> [Document text]
Harp & Altar
POETRY
Amaranth Borsuk is the author, with programmer Brad Bouse, of Between Page and Screen (Siglio Press, 2012), an augmented reality book of poems, and Handiwork (Slope Editions, 2012), winner of the 2012 Slope Book Prize. Abra, a book of conjoined poems written with Kate Durbin, is forthcoming from ZG Press. Her poems have recently appeared in Gulf Coast, CutBank, Colorado Review, SPECS, and The Destroyer. She has a Ph.D. in literature and creative writing from USC and is currently a Mellon Postdoctoral Fellow in the Humanities at MIT, where she works and teaches at the intersection of print and digital media.  

Tina Brown Celona is completing a Ph.D. in poetry at the University of Denver. She is the author of The Real Moon of Poetry and Other Poems (Fence Books, 2002) and Snip Snip! (Fence Books, 2006). Her poems have recently appeared in Action, Yes, Octopus and Colorado Review, and in the anthology Gurlesque: The New Grrly, Grotesque, Burlesque Poetics (Saturnalia, 2010).
 

Oisín Curran grew up in Maine and now lives in Montréal with his wife and son. His novel Mopus was published by Counterpath Press in 2008.
 

Kate Dougherty lives in Chicago, where she received an MFA from Columbia College and is currently studying library and information science at Dominican University. Recent poems appear in Fourteen Hills, Word For/Word, Handsome, and Bone Bouquet.
 

Farrah Field is the author of Rising (Four Way Books, 2009) and the chapbook Parents (Immaculate Disciples Press, 2011). Her work has recently appeared or is forthcoming in Sink Review, Sixth Finch, and Fou, and two of her poems were included in The Best American Poetry 2011. She lives in Brooklyn, where she co-hosts the event series Yardmeter Editions and is co-owner of Berl’s Brooklyn Poetry Shop. Her second book of poetry is forthcoming from Four Way in 2012.  

Kevin Holden is the author of two chapbooks, Alpine (White Queen) and Identity (Cannibal Books). His work has been published in many magazines and journals, and is forthcoming in the anthology The Arcadia Project from Ahsahta Press. He also translates poetry from Russian and French.  

Gregory Howard has published work in Birkensnake, Tarpaulin Sky, elimae, and Hotel St. George, among others. He is an assistant professor of English and creative writing at the University of Maine.  

Paul Killebrew was born and raised in Nashville, Tennessee. He is the author of Flowers (Canarium 2010), and he currently resides in Louisiana, where he is a staff attorney at Innocence Project New Orleans.

> [Task 1] Repeat the contributor notes from "Kate Dougherty lives" to "and Bone Bouquet.", switching "Chicago" to "Milwaukee".

> [Material provided]
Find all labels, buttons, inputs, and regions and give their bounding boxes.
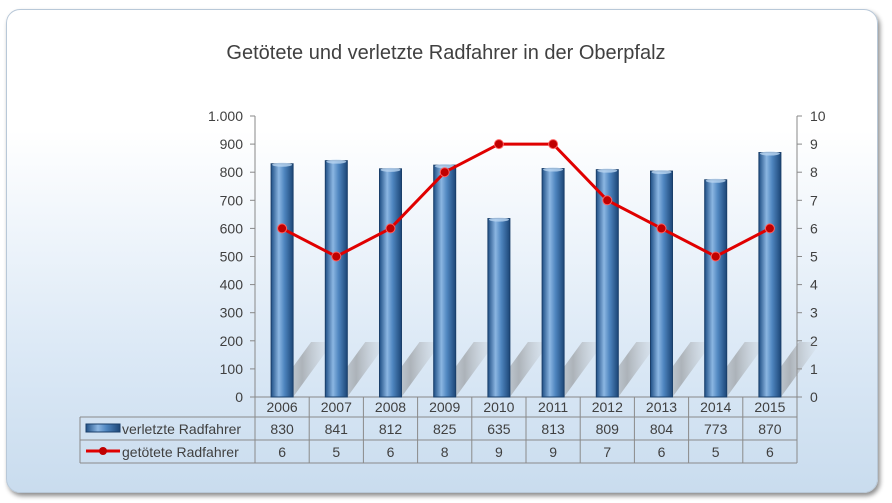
y-left-tick-label: 200 (220, 333, 244, 349)
line-point-2013 (656, 223, 667, 234)
line-point-2012 (602, 195, 613, 206)
bar-2009 (433, 164, 457, 398)
legend-line-label: getötete Radfahrer (122, 444, 239, 460)
table-year: 2015 (754, 399, 785, 415)
y-left-tick-label: 600 (220, 220, 244, 236)
y-left-tick-label: 1.000 (208, 108, 243, 124)
table-line-value: 9 (549, 444, 557, 460)
table-line-value: 6 (278, 444, 286, 460)
bar-2007 (324, 160, 348, 398)
table-year: 2008 (375, 399, 406, 415)
bar-top (488, 217, 509, 222)
y-right-tick-label: 5 (810, 249, 818, 265)
table-line-value: 6 (387, 444, 395, 460)
y-left-tick-label: 100 (220, 361, 244, 377)
y-left-tick-label: 400 (220, 277, 244, 293)
table-bar-value: 809 (596, 421, 620, 437)
bar-2011 (541, 168, 565, 398)
bar-top (759, 151, 780, 156)
table-line-value: 7 (603, 444, 611, 460)
bar-2015 (758, 152, 782, 398)
chart-title: Getötete und verletzte Radfahrer in der … (226, 42, 666, 64)
y-left-tick-label: 800 (220, 164, 244, 180)
y-right-tick-label: 6 (810, 220, 818, 236)
legend-line-marker (99, 447, 107, 455)
line-point-2014 (710, 251, 721, 262)
y-right-tick-label: 8 (810, 164, 818, 180)
table-line-value: 5 (332, 444, 340, 460)
table-year: 2014 (700, 399, 731, 415)
table-year: 2011 (538, 399, 568, 415)
table-line-value: 9 (495, 444, 503, 460)
table-line-value: 8 (441, 444, 449, 460)
table-bar-value: 804 (650, 421, 674, 437)
y-right-tick-label: 2 (810, 333, 818, 349)
table-year: 2010 (483, 399, 514, 415)
table-year: 2006 (267, 399, 298, 415)
table-bar-value: 841 (325, 421, 349, 437)
y-right-tick-label: 10 (810, 108, 826, 124)
table-bar-value: 773 (704, 421, 728, 437)
bar-top (272, 162, 293, 167)
y-left-tick-label: 900 (220, 136, 244, 152)
y-right-tick-label: 0 (810, 389, 818, 405)
bar-top (705, 178, 726, 183)
table-bar-value: 813 (541, 421, 565, 437)
bar-top (326, 159, 347, 164)
y-right-tick-label: 3 (810, 305, 818, 321)
line-point-2011 (548, 139, 559, 150)
table-bar-value: 870 (758, 421, 782, 437)
table-bar-value: 830 (270, 421, 294, 437)
bar-top (543, 167, 564, 172)
line-point-2010 (493, 139, 504, 150)
line-point-2008 (385, 223, 396, 234)
line-point-2015 (764, 223, 775, 234)
table-bar-value: 635 (487, 421, 511, 437)
bar-top (434, 164, 455, 169)
y-left-tick-label: 0 (235, 389, 243, 405)
line-point-2007 (331, 251, 342, 262)
table-year: 2009 (429, 399, 460, 415)
bar-top (597, 168, 618, 173)
y-left-tick-label: 500 (220, 249, 244, 265)
bar-2008 (379, 168, 402, 398)
table-year: 2007 (321, 399, 352, 415)
y-left-tick-label: 700 (220, 192, 244, 208)
y-left-tick-label: 300 (220, 305, 244, 321)
bar-2014 (704, 179, 728, 398)
y-right-tick-label: 9 (810, 136, 818, 152)
line-point-2009 (439, 167, 450, 178)
y-right-tick-label: 4 (810, 277, 818, 293)
table-line-value: 6 (766, 444, 774, 460)
y-right-tick-label: 1 (810, 361, 818, 377)
bar-top (651, 170, 672, 175)
legend-bar-label: verletzte Radfahrer (122, 421, 241, 437)
table-bar-value: 825 (433, 421, 457, 437)
bar-2013 (650, 170, 673, 398)
table-year: 2012 (592, 399, 623, 415)
table-line-value: 5 (712, 444, 720, 460)
bar-top (380, 167, 401, 172)
table-year: 2013 (646, 399, 677, 415)
y-right-tick-label: 7 (810, 192, 818, 208)
table-bar-value: 812 (379, 421, 403, 437)
table-line-value: 6 (658, 444, 666, 460)
legend-bar-icon (85, 423, 121, 433)
line-series (281, 142, 771, 259)
bar-2006 (270, 163, 294, 398)
line-point-2006 (277, 223, 288, 234)
bar-2010 (487, 218, 511, 398)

> [Task 2] From the entries, copy the lines from the line with "y-left-tick-label: 200 (220, 333, 244, 349)" to the line with "table-year: 2008 (375, 399, 406, 415)" without any changes.

> [Exercise result 1]
Kate Dougherty lives in Milwaukee, where she received an MFA from Columbia College and is currently studying library and information science at Dominican University. Recent poems appear in Fourteen Hills, Word For/Word, Handsome, and Bone Bouquet.

> [Exercise result 2]
y-left-tick-label: 200 (220, 333, 244, 349)
line-point-2013 (656, 223, 667, 234)
line-point-2012 (602, 195, 613, 206)
bar-2009 (433, 164, 457, 398)
legend-line-label: getötete Radfahrer (122, 444, 239, 460)
table-year: 2015 (754, 399, 785, 415)
y-left-tick-label: 600 (220, 220, 244, 236)
y-left-tick-label: 1.000 (208, 108, 243, 124)
table-line-value: 9 (549, 444, 557, 460)
table-line-value: 6 (278, 444, 286, 460)
bar-2007 (324, 160, 348, 398)
table-year: 2008 (375, 399, 406, 415)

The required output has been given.